DATASET EXCERPTS
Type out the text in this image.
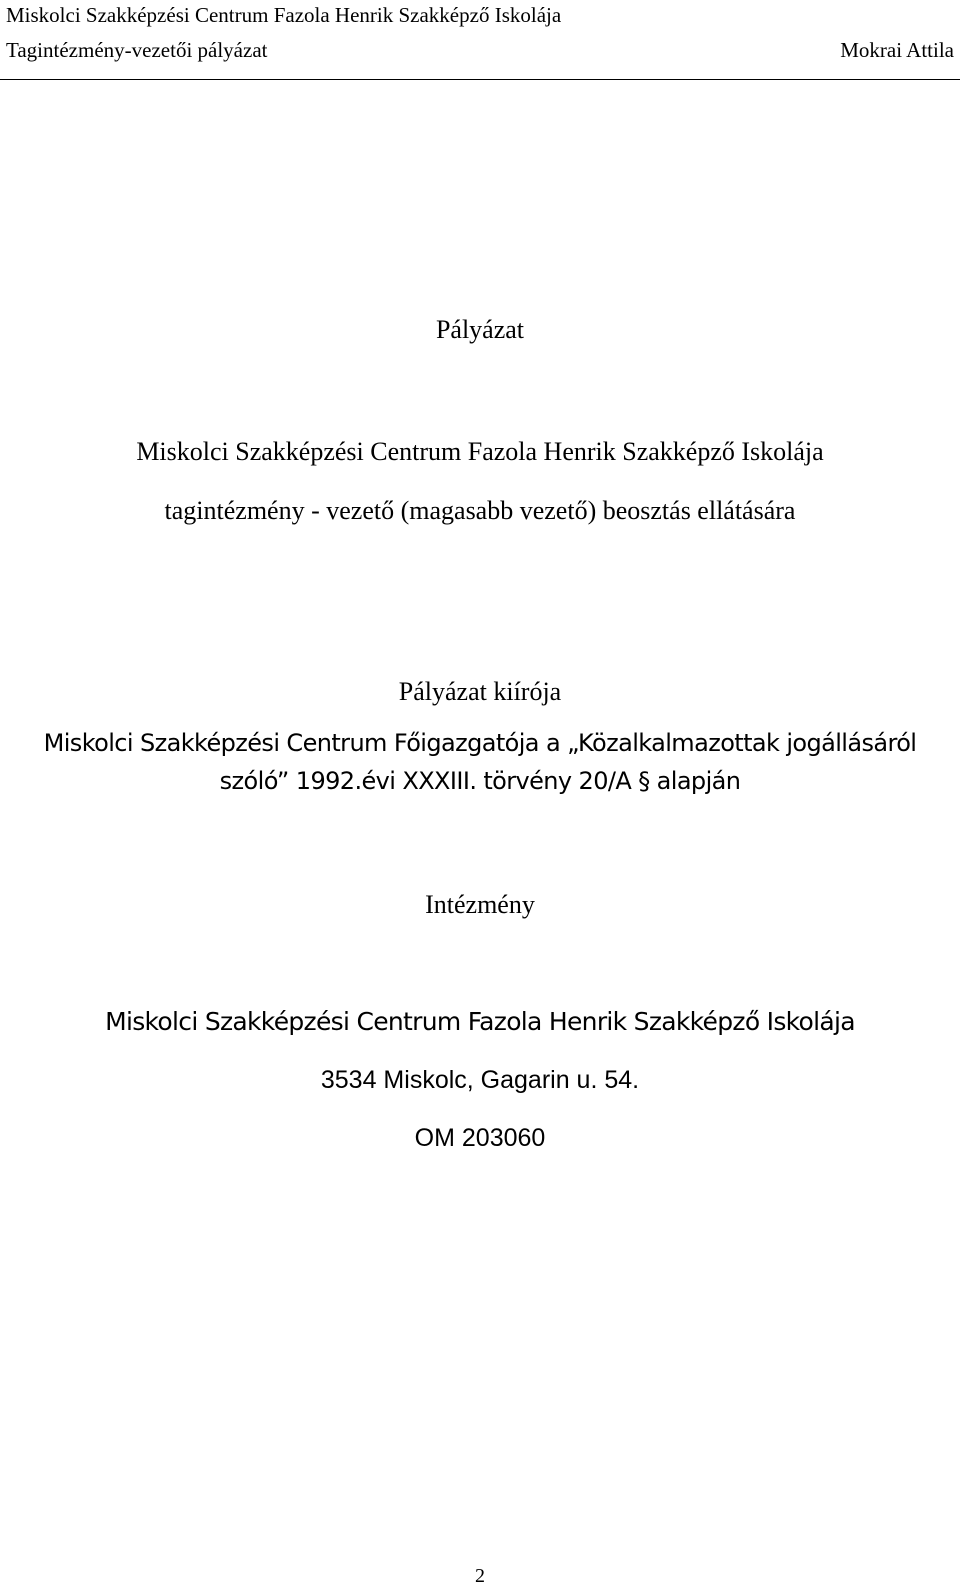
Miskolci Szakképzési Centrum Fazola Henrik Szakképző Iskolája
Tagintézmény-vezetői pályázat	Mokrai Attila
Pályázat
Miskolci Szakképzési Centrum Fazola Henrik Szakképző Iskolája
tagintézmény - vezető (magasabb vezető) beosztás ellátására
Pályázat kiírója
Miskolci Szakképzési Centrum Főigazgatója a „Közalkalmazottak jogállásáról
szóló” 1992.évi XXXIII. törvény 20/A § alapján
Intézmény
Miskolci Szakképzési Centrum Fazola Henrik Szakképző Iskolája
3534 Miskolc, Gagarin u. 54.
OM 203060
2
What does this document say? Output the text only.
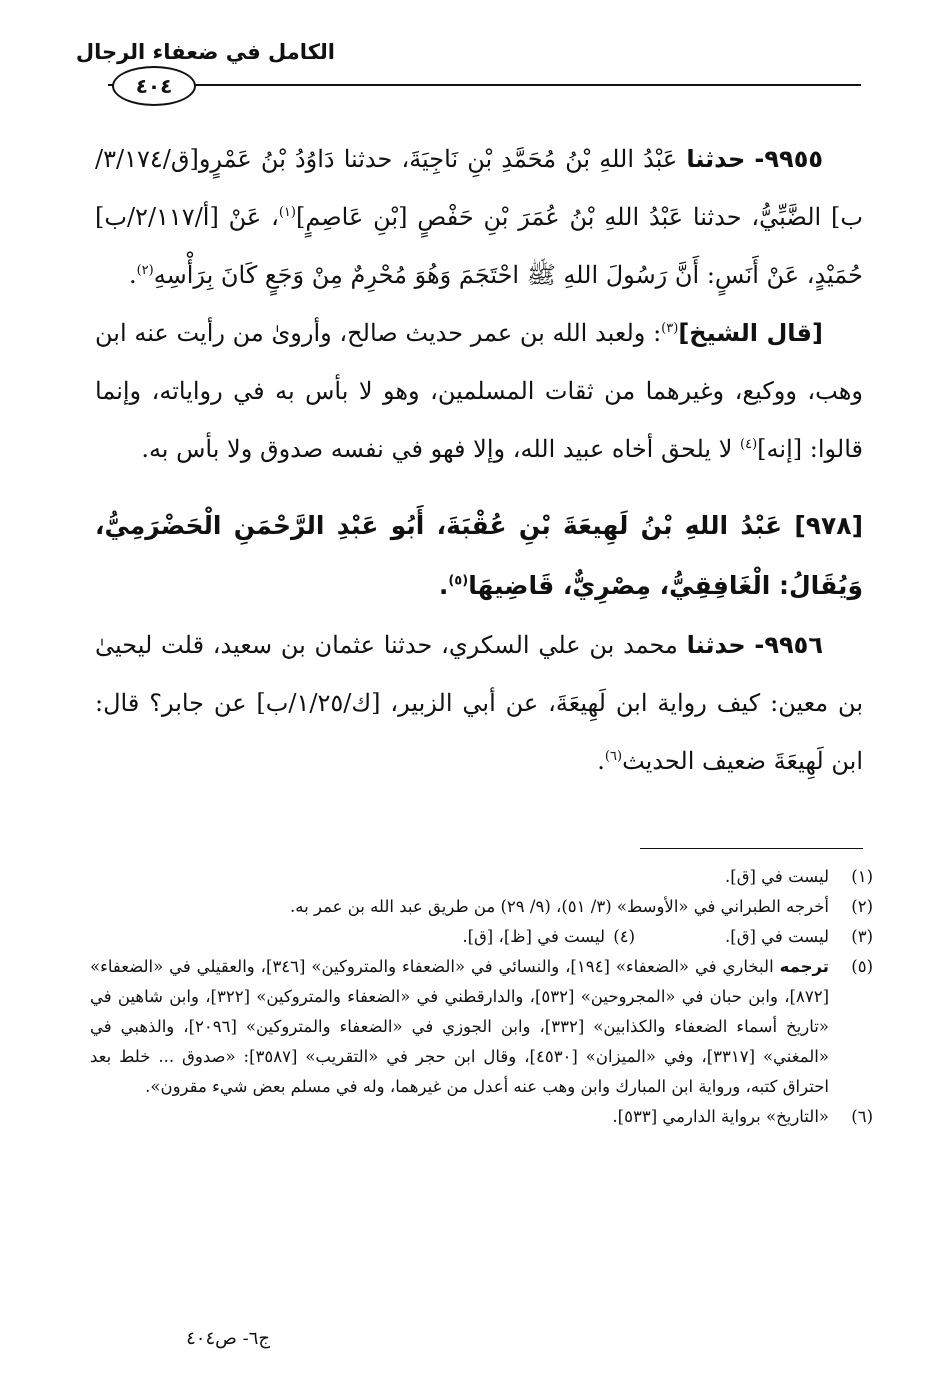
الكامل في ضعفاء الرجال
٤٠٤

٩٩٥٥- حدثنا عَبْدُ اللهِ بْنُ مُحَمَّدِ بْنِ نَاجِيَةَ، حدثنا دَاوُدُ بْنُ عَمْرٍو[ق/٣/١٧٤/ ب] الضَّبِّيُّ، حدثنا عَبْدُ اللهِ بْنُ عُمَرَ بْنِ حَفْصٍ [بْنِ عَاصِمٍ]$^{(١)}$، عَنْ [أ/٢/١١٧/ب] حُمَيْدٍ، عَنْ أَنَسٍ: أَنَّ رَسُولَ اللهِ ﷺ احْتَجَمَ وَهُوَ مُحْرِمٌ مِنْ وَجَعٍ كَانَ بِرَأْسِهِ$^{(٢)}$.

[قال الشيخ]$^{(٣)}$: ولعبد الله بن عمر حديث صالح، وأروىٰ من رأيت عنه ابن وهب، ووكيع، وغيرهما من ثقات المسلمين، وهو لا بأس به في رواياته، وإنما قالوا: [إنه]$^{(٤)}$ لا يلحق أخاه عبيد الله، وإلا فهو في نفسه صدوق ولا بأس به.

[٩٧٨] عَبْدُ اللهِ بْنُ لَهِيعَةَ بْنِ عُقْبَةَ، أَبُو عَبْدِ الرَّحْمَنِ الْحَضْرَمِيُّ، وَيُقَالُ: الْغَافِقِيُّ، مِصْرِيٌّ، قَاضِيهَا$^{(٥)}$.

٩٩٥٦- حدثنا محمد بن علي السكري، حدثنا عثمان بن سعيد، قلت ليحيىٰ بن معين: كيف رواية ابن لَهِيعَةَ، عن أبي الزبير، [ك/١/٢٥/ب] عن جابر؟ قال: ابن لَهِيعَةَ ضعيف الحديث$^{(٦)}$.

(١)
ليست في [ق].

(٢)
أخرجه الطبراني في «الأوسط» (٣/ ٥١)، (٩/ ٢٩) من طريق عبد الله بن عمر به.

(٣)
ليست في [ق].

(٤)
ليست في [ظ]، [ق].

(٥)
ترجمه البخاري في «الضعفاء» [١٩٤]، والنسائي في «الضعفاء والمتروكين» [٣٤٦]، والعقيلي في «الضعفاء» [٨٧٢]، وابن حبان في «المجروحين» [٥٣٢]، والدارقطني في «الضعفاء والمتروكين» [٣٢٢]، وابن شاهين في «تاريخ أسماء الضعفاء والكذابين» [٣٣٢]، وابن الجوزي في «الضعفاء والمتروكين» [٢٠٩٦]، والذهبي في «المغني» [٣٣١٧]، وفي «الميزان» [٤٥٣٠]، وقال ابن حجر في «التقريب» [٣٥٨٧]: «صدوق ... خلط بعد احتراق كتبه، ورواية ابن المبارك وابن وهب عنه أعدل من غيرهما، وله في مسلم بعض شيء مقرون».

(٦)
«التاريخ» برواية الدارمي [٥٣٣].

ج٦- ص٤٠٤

WORK REQUIRED
Check each line above for the word "حدثنا", and copy the lines where it appears.

SOLUTION FOR THIS PROBLEM
٩٩٥٥- حدثنا عَبْدُ اللهِ بْنُ مُحَمَّدِ بْنِ نَاجِيَةَ، حدثنا دَاوُدُ بْنُ عَمْرٍو[ق/٣/١٧٤/ ب] الضَّبِّيُّ، حدثنا عَبْدُ اللهِ بْنُ عُمَرَ بْنِ حَفْصٍ [بْنِ عَاصِمٍ]$^{(١)}$، عَنْ [أ/٢/١١٧/ب] حُمَيْدٍ، عَنْ أَنَسٍ: أَنَّ رَسُولَ اللهِ ﷺ احْتَجَمَ وَهُوَ مُحْرِمٌ مِنْ وَجَعٍ كَانَ بِرَأْسِهِ$^{(٢)}$.
٩٩٥٦- حدثنا محمد بن علي السكري، حدثنا عثمان بن سعيد، قلت ليحيىٰ بن معين: كيف رواية ابن لَهِيعَةَ، عن أبي الزبير، [ك/١/٢٥/ب] عن جابر؟ قال: ابن لَهِيعَةَ ضعيف الحديث$^{(٦)}$.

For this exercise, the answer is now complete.